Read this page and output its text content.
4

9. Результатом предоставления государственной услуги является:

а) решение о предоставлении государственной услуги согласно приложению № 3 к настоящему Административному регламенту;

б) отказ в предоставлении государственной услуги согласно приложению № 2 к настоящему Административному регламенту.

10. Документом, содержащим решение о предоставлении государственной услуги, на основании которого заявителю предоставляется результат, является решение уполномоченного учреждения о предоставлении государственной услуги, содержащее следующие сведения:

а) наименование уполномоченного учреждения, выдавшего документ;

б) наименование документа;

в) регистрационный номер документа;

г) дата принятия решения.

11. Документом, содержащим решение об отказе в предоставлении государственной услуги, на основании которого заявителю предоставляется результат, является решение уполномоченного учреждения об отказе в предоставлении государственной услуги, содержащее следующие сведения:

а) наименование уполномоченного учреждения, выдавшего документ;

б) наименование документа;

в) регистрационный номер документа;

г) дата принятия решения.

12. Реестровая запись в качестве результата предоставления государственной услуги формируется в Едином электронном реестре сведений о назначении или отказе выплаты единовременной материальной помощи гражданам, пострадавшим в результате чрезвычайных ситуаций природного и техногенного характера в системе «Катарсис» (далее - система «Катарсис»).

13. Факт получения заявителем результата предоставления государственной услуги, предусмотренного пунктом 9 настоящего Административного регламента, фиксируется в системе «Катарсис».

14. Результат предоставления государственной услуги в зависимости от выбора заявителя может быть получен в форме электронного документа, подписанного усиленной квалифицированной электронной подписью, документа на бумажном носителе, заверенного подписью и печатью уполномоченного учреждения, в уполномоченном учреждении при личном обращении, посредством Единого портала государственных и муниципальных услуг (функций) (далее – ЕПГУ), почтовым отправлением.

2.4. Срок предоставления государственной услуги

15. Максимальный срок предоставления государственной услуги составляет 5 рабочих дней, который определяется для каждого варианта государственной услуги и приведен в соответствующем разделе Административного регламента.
* * *
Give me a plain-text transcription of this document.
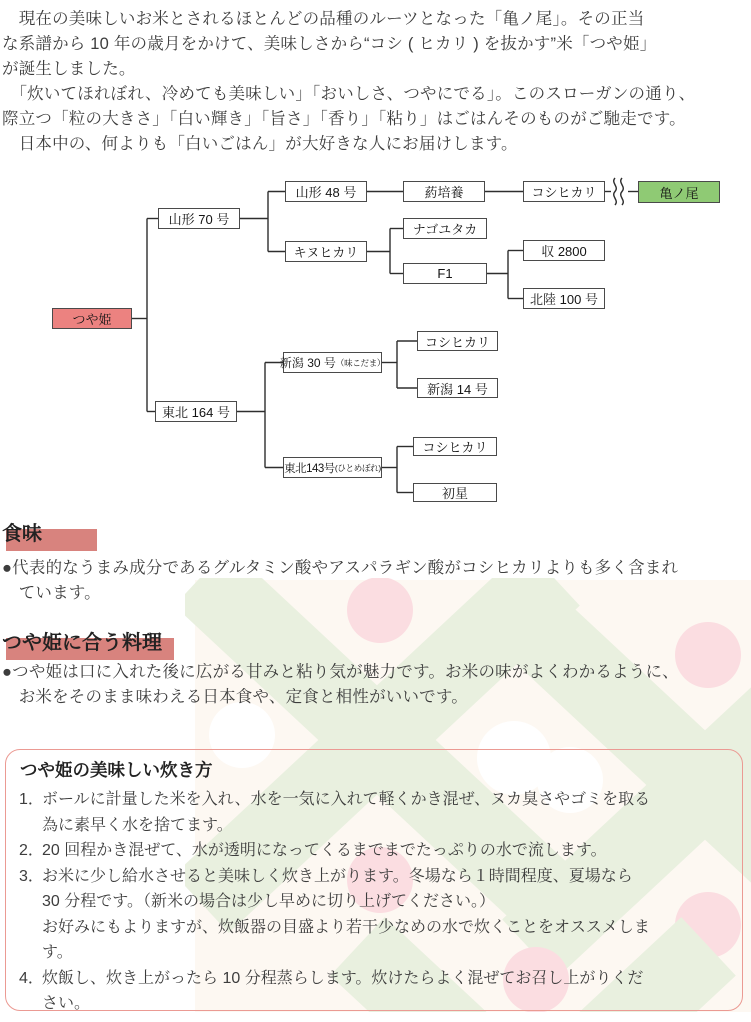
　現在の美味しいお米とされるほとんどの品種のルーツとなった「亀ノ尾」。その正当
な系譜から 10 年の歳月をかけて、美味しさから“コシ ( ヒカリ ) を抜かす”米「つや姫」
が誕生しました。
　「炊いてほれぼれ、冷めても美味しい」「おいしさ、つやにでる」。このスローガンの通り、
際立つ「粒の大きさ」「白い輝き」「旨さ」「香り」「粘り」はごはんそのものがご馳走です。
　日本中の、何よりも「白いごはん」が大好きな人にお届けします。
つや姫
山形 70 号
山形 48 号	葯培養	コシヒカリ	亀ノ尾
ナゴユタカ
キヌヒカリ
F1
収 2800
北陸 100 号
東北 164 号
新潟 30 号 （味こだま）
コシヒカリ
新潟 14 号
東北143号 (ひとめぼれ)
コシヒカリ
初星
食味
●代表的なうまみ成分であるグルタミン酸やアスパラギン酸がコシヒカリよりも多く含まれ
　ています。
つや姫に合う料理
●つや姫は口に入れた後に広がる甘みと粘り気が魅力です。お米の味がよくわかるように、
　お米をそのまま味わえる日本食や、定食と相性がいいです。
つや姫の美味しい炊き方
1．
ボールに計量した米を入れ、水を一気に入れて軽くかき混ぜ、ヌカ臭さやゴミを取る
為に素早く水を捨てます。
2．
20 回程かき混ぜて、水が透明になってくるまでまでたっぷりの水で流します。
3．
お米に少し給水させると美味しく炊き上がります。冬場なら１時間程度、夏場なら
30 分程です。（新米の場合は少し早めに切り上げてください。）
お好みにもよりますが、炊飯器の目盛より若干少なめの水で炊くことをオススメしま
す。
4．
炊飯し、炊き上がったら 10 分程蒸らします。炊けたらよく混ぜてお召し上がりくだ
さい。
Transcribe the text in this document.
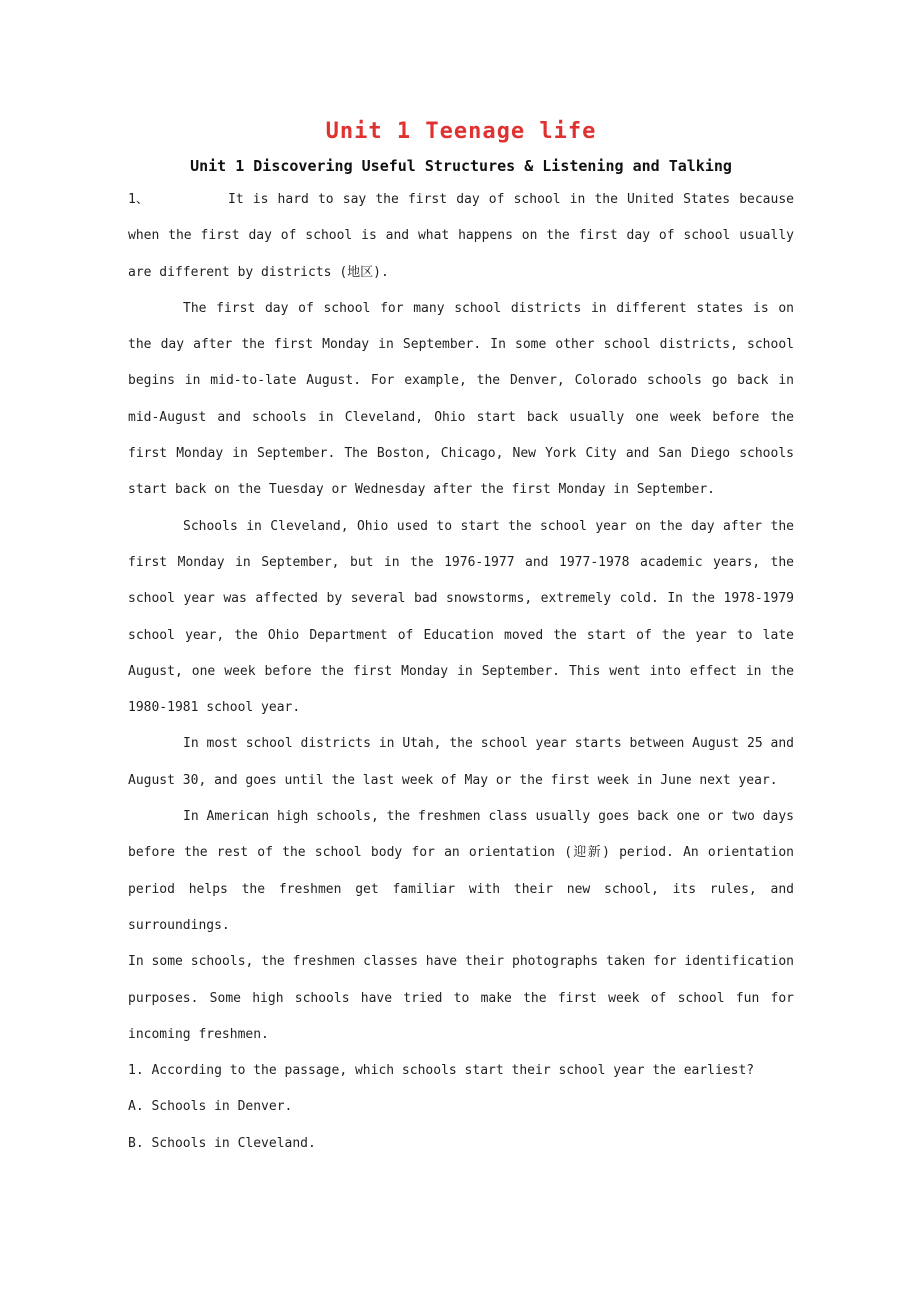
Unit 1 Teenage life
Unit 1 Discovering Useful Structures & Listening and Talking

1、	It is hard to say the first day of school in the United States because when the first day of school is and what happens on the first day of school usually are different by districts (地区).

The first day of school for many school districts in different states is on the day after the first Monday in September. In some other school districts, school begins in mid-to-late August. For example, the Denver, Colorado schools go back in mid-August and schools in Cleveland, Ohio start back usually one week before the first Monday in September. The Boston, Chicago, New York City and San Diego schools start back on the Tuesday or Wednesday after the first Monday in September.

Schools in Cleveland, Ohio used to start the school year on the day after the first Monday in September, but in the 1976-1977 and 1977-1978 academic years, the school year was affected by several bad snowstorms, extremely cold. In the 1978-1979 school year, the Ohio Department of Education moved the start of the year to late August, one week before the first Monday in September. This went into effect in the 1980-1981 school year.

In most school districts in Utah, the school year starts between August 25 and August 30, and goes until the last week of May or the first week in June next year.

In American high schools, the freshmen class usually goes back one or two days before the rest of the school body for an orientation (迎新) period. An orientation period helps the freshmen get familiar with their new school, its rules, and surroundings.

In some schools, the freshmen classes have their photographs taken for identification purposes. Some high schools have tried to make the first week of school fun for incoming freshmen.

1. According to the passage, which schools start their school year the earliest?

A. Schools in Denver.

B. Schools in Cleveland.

* _AIM_:
Return a copy of every line that includes the word "регламента".

* _RESPONSE_:
13. Факт получения заявителем результата предоставления государственной услуги, предусмотренного пунктом 9 настоящего Административного регламента, фиксируется в системе «Катарсис».
15. Максимальный срок предоставления государственной услуги составляет 5 рабочих дней, который определяется для каждого варианта государственной услуги и приведен в соответствующем разделе Административного регламента.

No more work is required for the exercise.